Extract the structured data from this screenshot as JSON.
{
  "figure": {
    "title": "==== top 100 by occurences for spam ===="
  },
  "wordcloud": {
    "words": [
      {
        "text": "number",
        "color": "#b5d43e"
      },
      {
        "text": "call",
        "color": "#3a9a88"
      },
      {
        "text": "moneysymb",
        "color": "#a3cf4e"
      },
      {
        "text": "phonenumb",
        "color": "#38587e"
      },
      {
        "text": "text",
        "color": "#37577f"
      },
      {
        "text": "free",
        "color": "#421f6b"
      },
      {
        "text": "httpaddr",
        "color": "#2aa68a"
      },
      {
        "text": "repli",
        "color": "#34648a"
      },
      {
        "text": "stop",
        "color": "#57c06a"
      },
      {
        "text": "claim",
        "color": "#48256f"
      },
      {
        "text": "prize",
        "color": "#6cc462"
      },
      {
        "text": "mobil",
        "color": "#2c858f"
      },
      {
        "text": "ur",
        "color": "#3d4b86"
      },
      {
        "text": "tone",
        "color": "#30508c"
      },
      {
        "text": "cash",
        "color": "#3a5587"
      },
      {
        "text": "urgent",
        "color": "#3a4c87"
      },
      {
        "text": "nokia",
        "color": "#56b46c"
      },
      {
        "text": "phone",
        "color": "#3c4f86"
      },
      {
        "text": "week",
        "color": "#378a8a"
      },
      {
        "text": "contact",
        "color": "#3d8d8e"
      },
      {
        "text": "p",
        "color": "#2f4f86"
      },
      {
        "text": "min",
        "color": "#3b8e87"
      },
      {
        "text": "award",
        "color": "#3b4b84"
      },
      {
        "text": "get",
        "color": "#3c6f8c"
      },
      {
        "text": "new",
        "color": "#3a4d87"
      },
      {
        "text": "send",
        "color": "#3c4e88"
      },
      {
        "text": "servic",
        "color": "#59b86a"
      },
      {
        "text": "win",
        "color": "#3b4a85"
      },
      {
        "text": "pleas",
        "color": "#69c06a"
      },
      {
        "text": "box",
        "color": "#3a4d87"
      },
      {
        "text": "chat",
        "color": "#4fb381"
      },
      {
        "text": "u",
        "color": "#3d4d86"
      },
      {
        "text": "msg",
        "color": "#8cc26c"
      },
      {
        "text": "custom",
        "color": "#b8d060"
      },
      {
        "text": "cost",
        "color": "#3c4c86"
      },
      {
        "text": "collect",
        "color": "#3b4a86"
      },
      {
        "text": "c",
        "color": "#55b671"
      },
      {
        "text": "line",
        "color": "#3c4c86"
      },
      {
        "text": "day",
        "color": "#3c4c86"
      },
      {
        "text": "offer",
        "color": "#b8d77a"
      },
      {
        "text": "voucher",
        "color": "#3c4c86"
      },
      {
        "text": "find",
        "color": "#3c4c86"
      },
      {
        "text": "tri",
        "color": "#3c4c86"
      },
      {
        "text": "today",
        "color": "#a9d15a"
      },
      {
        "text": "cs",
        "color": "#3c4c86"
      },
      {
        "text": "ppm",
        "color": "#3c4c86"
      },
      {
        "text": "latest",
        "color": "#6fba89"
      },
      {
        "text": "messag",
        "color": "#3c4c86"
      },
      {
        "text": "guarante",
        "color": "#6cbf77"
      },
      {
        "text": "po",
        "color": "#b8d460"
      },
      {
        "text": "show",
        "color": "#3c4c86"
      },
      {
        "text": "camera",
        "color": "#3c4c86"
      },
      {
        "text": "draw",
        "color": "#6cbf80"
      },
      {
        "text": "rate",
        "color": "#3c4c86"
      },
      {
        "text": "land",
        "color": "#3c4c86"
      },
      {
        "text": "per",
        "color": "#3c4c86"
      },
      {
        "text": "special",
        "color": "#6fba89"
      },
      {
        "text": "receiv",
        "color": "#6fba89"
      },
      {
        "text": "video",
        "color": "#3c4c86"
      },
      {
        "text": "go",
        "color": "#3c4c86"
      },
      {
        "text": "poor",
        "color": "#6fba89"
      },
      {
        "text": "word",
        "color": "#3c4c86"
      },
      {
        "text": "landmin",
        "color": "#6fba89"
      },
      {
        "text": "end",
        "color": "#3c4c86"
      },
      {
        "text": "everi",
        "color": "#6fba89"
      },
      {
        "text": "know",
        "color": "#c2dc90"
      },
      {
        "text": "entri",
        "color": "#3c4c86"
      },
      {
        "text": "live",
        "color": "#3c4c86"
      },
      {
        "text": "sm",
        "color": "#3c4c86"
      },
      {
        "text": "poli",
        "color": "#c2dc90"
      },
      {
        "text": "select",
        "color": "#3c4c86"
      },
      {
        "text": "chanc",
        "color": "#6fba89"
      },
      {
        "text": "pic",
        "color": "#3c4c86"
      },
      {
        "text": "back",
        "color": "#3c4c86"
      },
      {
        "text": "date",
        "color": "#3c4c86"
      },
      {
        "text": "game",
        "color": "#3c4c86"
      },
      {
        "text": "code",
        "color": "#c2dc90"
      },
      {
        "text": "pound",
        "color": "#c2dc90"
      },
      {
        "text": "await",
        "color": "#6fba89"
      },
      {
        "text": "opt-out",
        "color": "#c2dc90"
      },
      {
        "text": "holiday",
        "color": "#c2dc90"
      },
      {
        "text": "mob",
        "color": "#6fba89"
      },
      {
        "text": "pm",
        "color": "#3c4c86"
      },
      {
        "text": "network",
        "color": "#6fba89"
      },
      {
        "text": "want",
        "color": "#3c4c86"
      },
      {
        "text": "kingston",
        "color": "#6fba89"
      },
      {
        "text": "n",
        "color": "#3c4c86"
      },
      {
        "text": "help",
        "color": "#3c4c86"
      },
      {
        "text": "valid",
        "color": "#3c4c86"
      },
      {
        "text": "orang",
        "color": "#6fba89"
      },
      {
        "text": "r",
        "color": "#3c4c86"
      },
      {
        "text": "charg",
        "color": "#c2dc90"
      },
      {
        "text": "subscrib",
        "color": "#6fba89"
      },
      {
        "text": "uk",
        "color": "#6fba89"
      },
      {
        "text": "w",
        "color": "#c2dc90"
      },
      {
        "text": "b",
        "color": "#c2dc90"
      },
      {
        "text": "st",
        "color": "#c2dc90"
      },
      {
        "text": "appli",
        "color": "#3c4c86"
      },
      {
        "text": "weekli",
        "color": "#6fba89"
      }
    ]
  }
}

|---|

EXERCISE: Each line above must be printed exactly as it appears.

OUTPUT OF THE TASK:
Extract the structured data from this screenshot as JSON.
{
  "figure": {
    "title": "==== top 100 by occurences for spam ===="
  },
  "wordcloud": {
    "words": [
      {
        "text": "number",
        "color": "#b5d43e"
      },
      {
        "text": "call",
        "color": "#3a9a88"
      },
      {
        "text": "moneysymb",
        "color": "#a3cf4e"
      },
      {
        "text": "phonenumb",
        "color": "#38587e"
      },
      {
        "text": "text",
        "color": "#37577f"
      },
      {
        "text": "free",
        "color": "#421f6b"
      },
      {
        "text": "httpaddr",
        "color": "#2aa68a"
      },
      {
        "text": "repli",
        "color": "#34648a"
      },
      {
        "text": "stop",
        "color": "#57c06a"
      },
      {
        "text": "claim",
        "color": "#48256f"
      },
      {
        "text": "prize",
        "color": "#6cc462"
      },
      {
        "text": "mobil",
        "color": "#2c858f"
      },
      {
        "text": "ur",
        "color": "#3d4b86"
      },
      {
        "text": "tone",
        "color": "#30508c"
      },
      {
        "text": "cash",
        "color": "#3a5587"
      },
      {
        "text": "urgent",
        "color": "#3a4c87"
      },
      {
        "text": "nokia",
        "color": "#56b46c"
      },
      {
        "text": "phone",
        "color": "#3c4f86"
      },
      {
        "text": "week",
        "color": "#378a8a"
      },
      {
        "text": "contact",
        "color": "#3d8d8e"
      },
      {
        "text": "p",
        "color": "#2f4f86"
      },
      {
        "text": "min",
        "color": "#3b8e87"
      },
      {
        "text": "award",
        "color": "#3b4b84"
      },
      {
        "text": "get",
        "color": "#3c6f8c"
      },
      {
        "text": "new",
        "color": "#3a4d87"
      },
      {
        "text": "send",
        "color": "#3c4e88"
      },
      {
        "text": "servic",
        "color": "#59b86a"
      },
      {
        "text": "win",
        "color": "#3b4a85"
      },
      {
        "text": "pleas",
        "color": "#69c06a"
      },
      {
        "text": "box",
        "color": "#3a4d87"
      },
      {
        "text": "chat",
        "color": "#4fb381"
      },
      {
        "text": "u",
        "color": "#3d4d86"
      },
      {
        "text": "msg",
        "color": "#8cc26c"
      },
      {
        "text": "custom",
        "color": "#b8d060"
      },
      {
        "text": "cost",
        "color": "#3c4c86"
      },
      {
        "text": "collect",
        "color": "#3b4a86"
      },
      {
        "text": "c",
        "color": "#55b671"
      },
      {
        "text": "line",
        "color": "#3c4c86"
      },
      {
        "text": "day",
        "color": "#3c4c86"
      },
      {
        "text": "offer",
        "color": "#b8d77a"
      },
      {
        "text": "voucher",
        "color": "#3c4c86"
      },
      {
        "text": "find",
        "color": "#3c4c86"
      },
      {
        "text": "tri",
        "color": "#3c4c86"
      },
      {
        "text": "today",
        "color": "#a9d15a"
      },
      {
        "text": "cs",
        "color": "#3c4c86"
      },
      {
        "text": "ppm",
        "color": "#3c4c86"
      },
      {
        "text": "latest",
        "color": "#6fba89"
      },
      {
        "text": "messag",
        "color": "#3c4c86"
      },
      {
        "text": "guarante",
        "color": "#6cbf77"
      },
      {
        "text": "po",
        "color": "#b8d460"
      },
      {
        "text": "show",
        "color": "#3c4c86"
      },
      {
        "text": "camera",
        "color": "#3c4c86"
      },
      {
        "text": "draw",
        "color": "#6cbf80"
      },
      {
        "text": "rate",
        "color": "#3c4c86"
      },
      {
        "text": "land",
        "color": "#3c4c86"
      },
      {
        "text": "per",
        "color": "#3c4c86"
      },
      {
        "text": "special",
        "color": "#6fba89"
      },
      {
        "text": "receiv",
        "color": "#6fba89"
      },
      {
        "text": "video",
        "color": "#3c4c86"
      },
      {
        "text": "go",
        "color": "#3c4c86"
      },
      {
        "text": "poor",
        "color": "#6fba89"
      },
      {
        "text": "word",
        "color": "#3c4c86"
      },
      {
        "text": "landmin",
        "color": "#6fba89"
      },
      {
        "text": "end",
        "color": "#3c4c86"
      },
      {
        "text": "everi",
        "color": "#6fba89"
      },
      {
        "text": "know",
        "color": "#c2dc90"
      },
      {
        "text": "entri",
        "color": "#3c4c86"
      },
      {
        "text": "live",
        "color": "#3c4c86"
      },
      {
        "text": "sm",
        "color": "#3c4c86"
      },
      {
        "text": "poli",
        "color": "#c2dc90"
      },
      {
        "text": "select",
        "color": "#3c4c86"
      },
      {
        "text": "chanc",
        "color": "#6fba89"
      },
      {
        "text": "pic",
        "color": "#3c4c86"
      },
      {
        "text": "back",
        "color": "#3c4c86"
      },
      {
        "text": "date",
        "color": "#3c4c86"
      },
      {
        "text": "game",
        "color": "#3c4c86"
      },
      {
        "text": "code",
        "color": "#c2dc90"
      },
      {
        "text": "pound",
        "color": "#c2dc90"
      },
      {
        "text": "await",
        "color": "#6fba89"
      },
      {
        "text": "opt-out",
        "color": "#c2dc90"
      },
      {
        "text": "holiday",
        "color": "#c2dc90"
      },
      {
        "text": "mob",
        "color": "#6fba89"
      },
      {
        "text": "pm",
        "color": "#3c4c86"
      },
      {
        "text": "network",
        "color": "#6fba89"
      },
      {
        "text": "want",
        "color": "#3c4c86"
      },
      {
        "text": "kingston",
        "color": "#6fba89"
      },
      {
        "text": "n",
        "color": "#3c4c86"
      },
      {
        "text": "help",
        "color": "#3c4c86"
      },
      {
        "text": "valid",
        "color": "#3c4c86"
      },
      {
        "text": "orang",
        "color": "#6fba89"
      },
      {
        "text": "r",
        "color": "#3c4c86"
      },
      {
        "text": "charg",
        "color": "#c2dc90"
      },
      {
        "text": "subscrib",
        "color": "#6fba89"
      },
      {
        "text": "uk",
        "color": "#6fba89"
      },
      {
        "text": "w",
        "color": "#c2dc90"
      },
      {
        "text": "b",
        "color": "#c2dc90"
      },
      {
        "text": "st",
        "color": "#c2dc90"
      },
      {
        "text": "appli",
        "color": "#3c4c86"
      },
      {
        "text": "weekli",
        "color": "#6fba89"
      }
    ]
  }
}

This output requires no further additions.